Written request: Work out how many lines contain "Appとブック". Reply with the count alone.

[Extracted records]

━━━━━━━━━━━━━━━━━━━━

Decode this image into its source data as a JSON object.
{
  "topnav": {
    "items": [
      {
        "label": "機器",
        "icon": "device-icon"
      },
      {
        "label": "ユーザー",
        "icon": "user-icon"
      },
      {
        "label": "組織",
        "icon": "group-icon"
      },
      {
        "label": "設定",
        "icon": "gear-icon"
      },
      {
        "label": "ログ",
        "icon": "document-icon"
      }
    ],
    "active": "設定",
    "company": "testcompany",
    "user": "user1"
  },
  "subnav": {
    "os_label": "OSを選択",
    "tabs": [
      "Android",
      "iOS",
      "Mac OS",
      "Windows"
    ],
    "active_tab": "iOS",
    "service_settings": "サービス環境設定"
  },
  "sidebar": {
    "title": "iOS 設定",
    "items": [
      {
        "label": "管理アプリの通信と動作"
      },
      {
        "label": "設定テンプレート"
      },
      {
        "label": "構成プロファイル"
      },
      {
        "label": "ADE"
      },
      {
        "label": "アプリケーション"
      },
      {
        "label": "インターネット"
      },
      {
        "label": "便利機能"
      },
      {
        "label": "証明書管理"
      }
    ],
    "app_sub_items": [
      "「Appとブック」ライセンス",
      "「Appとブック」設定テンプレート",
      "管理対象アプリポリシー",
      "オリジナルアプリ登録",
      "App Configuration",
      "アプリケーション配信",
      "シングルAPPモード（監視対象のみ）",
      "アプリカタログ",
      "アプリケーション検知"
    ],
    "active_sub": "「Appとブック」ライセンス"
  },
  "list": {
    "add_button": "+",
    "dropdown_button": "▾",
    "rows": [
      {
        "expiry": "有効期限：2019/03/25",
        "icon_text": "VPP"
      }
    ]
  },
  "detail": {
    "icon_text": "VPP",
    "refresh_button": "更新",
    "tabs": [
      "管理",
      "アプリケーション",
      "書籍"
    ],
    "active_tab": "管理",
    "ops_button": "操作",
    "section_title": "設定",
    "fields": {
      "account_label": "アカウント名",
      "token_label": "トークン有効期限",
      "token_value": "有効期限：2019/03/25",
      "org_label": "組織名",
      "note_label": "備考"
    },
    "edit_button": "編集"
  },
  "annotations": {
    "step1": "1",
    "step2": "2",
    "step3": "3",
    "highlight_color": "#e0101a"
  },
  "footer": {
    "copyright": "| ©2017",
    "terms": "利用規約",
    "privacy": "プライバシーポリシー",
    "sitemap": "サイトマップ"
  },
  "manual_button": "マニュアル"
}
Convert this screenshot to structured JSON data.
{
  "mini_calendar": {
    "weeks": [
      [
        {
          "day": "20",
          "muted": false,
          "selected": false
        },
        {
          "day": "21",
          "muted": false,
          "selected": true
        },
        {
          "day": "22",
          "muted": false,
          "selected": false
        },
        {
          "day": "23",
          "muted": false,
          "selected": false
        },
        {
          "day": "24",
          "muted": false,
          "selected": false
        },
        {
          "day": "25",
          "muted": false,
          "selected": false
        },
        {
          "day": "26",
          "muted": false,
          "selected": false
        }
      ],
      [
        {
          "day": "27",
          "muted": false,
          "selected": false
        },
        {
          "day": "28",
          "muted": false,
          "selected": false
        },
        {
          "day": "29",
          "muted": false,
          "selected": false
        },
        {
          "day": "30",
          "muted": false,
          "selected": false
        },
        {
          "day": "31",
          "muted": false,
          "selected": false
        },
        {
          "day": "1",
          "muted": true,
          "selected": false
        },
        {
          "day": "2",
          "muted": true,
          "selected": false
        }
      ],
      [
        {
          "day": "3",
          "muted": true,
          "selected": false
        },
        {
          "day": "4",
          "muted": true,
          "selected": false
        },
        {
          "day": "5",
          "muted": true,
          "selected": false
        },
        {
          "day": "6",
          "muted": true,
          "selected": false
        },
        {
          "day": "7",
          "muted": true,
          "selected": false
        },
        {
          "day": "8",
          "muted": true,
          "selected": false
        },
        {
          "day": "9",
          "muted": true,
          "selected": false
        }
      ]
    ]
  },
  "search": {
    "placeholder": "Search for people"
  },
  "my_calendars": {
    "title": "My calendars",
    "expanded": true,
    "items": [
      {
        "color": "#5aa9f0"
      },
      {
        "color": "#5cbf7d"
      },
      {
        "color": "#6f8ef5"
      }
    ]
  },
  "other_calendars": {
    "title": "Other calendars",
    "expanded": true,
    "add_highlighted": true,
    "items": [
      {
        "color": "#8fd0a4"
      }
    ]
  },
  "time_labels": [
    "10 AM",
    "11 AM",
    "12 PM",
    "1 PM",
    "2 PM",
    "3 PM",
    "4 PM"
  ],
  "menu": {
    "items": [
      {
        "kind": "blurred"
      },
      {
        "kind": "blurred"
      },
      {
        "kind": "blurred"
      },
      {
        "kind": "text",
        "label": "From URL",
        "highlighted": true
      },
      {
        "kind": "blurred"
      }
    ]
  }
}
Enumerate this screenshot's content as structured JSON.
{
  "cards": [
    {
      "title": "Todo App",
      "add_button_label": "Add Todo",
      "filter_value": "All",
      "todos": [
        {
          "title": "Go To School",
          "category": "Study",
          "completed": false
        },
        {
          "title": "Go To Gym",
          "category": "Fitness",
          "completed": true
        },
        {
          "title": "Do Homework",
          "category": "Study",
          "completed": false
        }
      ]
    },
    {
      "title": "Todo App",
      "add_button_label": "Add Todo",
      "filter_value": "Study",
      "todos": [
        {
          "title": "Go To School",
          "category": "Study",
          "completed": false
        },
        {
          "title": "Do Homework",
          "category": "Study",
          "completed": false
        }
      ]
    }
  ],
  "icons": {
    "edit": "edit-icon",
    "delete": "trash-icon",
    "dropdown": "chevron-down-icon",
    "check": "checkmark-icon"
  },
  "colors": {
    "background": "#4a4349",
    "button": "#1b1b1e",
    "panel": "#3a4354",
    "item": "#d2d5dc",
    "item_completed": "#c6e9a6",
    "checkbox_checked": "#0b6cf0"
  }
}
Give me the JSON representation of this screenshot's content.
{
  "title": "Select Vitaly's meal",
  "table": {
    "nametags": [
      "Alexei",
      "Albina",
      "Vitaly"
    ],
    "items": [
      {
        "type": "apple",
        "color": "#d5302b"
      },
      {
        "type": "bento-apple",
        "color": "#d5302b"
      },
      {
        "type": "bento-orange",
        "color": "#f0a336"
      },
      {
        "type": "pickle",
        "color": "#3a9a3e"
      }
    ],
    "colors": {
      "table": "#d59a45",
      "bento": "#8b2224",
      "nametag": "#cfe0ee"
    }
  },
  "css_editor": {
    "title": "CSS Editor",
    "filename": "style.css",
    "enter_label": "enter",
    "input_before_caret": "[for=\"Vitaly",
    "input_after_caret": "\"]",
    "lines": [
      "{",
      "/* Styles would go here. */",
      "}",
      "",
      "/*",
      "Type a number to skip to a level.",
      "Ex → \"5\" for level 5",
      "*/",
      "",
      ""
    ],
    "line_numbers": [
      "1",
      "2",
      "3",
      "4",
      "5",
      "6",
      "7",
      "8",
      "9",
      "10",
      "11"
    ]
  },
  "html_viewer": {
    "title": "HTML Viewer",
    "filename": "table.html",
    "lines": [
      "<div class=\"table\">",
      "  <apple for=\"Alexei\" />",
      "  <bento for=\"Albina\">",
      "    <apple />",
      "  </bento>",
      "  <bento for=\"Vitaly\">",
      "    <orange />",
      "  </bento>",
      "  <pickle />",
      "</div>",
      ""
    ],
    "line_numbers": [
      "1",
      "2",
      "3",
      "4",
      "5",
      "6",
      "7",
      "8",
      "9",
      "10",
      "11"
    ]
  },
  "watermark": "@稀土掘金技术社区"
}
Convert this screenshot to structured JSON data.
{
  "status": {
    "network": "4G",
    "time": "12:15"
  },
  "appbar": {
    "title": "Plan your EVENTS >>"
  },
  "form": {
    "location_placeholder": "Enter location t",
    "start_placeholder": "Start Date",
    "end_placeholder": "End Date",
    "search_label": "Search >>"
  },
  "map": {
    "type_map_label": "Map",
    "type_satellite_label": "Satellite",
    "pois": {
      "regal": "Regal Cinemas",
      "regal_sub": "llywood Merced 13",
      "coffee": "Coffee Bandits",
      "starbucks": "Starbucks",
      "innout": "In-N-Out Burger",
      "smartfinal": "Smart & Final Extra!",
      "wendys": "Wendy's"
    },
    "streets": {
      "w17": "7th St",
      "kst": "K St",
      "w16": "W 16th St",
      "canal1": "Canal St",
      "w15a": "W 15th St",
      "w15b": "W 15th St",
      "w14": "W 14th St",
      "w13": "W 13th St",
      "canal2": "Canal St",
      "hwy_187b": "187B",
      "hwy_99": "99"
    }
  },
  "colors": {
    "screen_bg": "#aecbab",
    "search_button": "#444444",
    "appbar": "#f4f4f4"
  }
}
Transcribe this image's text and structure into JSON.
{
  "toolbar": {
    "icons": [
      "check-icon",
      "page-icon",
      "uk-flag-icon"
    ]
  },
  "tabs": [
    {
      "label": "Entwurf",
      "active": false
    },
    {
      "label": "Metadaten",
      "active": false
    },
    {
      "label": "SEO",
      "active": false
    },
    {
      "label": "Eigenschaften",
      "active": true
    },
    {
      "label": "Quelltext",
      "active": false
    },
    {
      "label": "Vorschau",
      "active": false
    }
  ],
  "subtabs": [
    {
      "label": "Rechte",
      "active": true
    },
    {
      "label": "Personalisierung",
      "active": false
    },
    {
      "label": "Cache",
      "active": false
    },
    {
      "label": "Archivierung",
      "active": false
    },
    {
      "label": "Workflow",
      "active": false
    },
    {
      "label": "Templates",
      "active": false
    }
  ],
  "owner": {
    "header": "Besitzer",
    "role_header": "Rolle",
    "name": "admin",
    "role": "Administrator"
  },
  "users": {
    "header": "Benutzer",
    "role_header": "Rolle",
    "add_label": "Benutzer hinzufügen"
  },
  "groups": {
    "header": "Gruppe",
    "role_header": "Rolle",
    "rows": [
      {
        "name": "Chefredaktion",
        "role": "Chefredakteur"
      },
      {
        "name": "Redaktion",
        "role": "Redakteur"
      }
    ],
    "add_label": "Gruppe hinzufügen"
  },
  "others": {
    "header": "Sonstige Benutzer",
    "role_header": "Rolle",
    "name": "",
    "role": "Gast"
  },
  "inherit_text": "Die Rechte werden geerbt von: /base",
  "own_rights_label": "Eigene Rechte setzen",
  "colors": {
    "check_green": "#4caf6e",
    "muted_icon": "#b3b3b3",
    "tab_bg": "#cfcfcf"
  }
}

━━━━━━━━━━━━━━━━━━━━

Written answer: 3